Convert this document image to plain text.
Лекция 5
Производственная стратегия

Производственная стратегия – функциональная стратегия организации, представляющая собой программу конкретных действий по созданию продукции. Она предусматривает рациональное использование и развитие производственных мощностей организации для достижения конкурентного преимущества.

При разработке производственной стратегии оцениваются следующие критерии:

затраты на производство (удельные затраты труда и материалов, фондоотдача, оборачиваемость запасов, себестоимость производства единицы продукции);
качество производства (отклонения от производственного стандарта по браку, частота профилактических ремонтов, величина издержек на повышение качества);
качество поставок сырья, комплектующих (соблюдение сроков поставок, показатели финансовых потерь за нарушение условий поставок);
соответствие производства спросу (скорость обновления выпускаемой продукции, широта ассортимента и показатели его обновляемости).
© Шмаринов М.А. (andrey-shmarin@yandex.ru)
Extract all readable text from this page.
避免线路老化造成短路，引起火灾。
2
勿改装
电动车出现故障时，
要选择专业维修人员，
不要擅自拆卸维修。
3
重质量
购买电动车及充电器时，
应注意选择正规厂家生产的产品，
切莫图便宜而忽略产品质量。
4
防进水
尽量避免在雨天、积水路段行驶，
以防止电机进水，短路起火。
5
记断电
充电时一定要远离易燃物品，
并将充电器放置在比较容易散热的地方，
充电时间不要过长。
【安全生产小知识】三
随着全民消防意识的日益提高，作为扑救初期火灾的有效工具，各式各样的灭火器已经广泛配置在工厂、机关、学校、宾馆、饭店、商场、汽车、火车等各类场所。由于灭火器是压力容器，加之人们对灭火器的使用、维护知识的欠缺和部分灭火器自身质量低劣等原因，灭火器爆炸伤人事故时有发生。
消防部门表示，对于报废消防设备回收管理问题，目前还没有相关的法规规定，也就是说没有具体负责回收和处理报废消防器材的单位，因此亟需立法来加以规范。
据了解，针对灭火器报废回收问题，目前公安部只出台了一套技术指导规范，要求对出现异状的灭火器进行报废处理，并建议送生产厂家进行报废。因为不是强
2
--
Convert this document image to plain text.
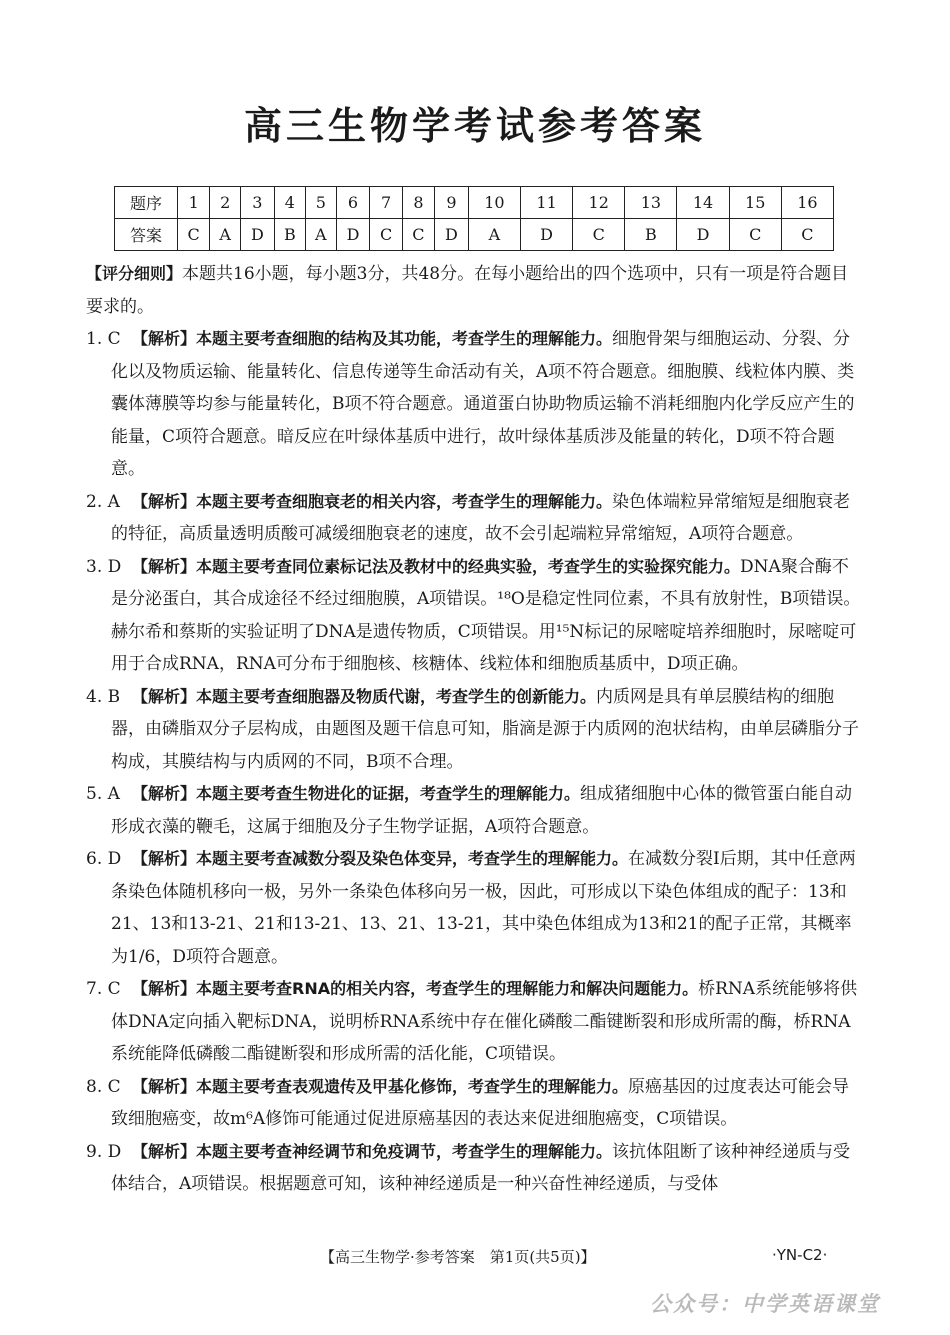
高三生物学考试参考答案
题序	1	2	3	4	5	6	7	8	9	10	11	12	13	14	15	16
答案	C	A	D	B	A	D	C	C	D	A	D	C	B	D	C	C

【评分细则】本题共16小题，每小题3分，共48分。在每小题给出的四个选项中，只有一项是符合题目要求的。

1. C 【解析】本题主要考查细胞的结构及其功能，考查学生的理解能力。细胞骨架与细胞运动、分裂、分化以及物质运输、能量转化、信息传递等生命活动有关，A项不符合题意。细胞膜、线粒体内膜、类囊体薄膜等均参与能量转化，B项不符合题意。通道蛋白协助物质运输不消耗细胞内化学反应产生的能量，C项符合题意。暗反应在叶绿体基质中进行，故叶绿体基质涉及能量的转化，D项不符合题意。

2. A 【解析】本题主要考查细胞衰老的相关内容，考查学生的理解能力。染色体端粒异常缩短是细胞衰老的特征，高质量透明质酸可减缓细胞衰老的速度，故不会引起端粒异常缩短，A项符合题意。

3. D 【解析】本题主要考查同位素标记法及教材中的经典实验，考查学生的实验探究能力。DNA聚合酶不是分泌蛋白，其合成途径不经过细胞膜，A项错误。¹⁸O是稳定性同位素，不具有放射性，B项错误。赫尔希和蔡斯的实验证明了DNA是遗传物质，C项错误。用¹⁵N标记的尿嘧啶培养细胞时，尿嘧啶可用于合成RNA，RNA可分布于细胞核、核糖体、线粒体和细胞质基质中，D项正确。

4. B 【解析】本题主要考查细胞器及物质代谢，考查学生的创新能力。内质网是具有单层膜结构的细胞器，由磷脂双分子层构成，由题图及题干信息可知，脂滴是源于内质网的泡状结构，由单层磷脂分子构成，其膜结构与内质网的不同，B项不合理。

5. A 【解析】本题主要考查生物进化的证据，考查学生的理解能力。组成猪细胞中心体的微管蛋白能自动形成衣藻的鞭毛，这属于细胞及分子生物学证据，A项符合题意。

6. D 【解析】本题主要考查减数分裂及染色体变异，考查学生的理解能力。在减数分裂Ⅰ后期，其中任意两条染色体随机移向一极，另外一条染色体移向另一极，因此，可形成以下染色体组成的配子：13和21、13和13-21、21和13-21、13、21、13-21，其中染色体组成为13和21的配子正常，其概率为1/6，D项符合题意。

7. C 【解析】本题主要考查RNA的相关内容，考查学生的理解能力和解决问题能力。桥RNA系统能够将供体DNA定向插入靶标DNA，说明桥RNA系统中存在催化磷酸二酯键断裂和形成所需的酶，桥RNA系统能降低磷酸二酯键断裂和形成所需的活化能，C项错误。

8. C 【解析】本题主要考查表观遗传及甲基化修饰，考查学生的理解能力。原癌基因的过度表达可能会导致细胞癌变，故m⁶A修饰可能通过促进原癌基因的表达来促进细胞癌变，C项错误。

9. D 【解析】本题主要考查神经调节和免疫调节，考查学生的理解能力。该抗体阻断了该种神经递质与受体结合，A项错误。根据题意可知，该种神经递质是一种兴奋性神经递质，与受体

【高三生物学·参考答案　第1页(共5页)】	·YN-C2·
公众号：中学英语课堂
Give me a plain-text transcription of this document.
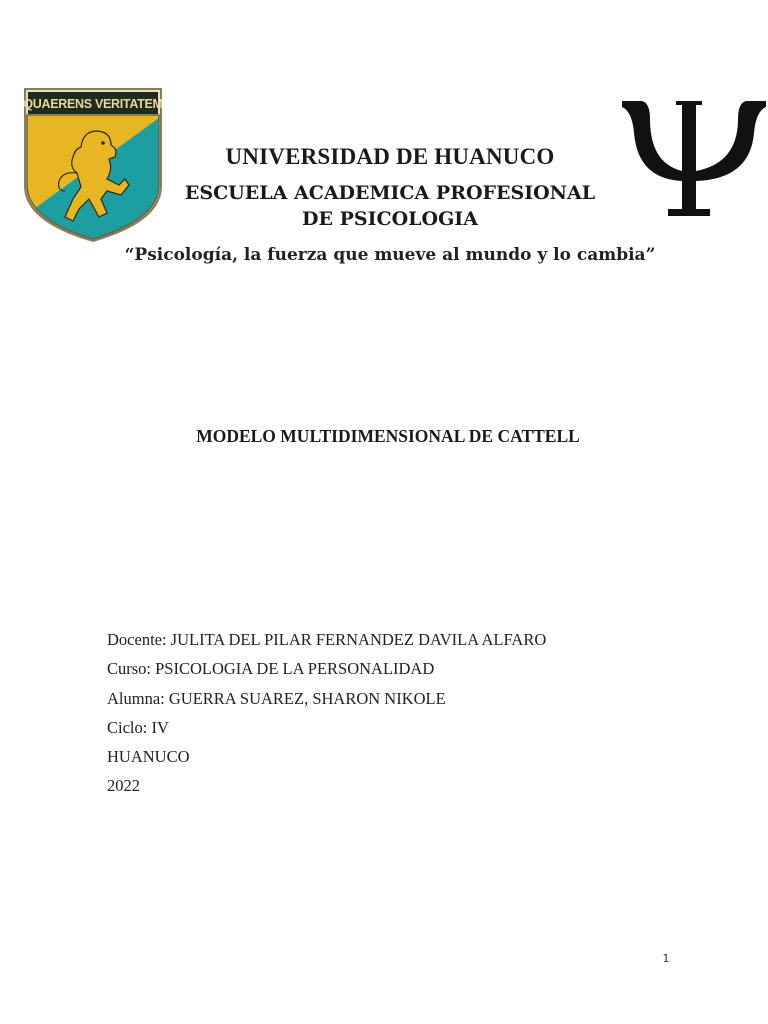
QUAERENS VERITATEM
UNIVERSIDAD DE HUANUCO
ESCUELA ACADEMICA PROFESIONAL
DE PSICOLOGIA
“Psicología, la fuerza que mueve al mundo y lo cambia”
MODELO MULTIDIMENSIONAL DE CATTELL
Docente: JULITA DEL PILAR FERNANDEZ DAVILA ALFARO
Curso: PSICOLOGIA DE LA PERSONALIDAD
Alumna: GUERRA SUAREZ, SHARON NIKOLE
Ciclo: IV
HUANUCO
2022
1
* * *
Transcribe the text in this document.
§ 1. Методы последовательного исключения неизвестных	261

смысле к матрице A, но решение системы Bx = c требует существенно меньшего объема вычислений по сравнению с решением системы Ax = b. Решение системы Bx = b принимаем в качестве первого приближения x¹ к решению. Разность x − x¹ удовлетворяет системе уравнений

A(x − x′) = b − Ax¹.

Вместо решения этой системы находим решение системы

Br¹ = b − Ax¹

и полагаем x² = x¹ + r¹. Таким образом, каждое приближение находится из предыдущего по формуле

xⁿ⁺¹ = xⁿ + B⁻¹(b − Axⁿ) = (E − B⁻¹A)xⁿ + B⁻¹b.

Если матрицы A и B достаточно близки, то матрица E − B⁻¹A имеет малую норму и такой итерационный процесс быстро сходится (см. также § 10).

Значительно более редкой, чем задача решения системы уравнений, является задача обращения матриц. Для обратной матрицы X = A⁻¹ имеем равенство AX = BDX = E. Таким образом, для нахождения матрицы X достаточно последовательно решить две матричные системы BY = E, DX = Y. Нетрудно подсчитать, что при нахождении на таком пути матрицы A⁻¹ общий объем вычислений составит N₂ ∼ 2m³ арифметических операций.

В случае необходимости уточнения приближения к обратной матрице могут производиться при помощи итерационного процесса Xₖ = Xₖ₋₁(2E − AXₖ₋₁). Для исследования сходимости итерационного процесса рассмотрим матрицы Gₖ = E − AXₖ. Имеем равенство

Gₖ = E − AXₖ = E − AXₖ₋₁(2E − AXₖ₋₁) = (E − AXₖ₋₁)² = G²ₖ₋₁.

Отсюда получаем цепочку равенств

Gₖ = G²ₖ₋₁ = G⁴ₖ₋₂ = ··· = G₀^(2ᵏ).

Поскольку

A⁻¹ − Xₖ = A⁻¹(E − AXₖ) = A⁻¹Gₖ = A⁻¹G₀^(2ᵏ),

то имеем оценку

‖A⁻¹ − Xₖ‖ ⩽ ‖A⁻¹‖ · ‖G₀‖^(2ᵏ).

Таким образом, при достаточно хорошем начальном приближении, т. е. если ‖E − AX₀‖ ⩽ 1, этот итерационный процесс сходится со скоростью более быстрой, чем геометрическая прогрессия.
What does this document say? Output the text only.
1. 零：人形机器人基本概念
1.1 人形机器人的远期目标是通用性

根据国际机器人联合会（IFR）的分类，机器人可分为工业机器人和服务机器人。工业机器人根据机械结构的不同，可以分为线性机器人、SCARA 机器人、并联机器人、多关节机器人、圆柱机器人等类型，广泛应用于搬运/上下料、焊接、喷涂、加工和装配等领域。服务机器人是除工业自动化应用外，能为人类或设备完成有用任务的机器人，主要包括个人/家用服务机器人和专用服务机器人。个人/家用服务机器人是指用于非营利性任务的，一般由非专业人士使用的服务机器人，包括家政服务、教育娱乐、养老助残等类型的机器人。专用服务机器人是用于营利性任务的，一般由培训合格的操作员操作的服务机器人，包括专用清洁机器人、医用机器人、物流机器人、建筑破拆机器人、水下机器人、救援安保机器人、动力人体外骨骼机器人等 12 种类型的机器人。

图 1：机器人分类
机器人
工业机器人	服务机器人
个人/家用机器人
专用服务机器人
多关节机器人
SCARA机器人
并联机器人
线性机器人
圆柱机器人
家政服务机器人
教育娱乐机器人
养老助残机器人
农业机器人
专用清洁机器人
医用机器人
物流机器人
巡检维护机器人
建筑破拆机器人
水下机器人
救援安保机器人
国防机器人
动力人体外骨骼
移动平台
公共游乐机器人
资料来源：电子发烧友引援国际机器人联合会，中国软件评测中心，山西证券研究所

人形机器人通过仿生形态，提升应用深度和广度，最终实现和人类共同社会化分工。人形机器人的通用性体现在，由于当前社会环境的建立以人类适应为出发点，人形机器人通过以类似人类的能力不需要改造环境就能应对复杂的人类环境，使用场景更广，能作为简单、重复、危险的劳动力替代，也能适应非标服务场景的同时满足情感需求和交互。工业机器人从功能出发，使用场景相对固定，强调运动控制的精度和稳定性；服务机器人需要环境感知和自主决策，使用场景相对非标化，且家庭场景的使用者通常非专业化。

- **TASK BRIEF**
Say how many lines in this material hold "Производственная", and say nothing else.

- **RESPONSE TO THIS TASK**
2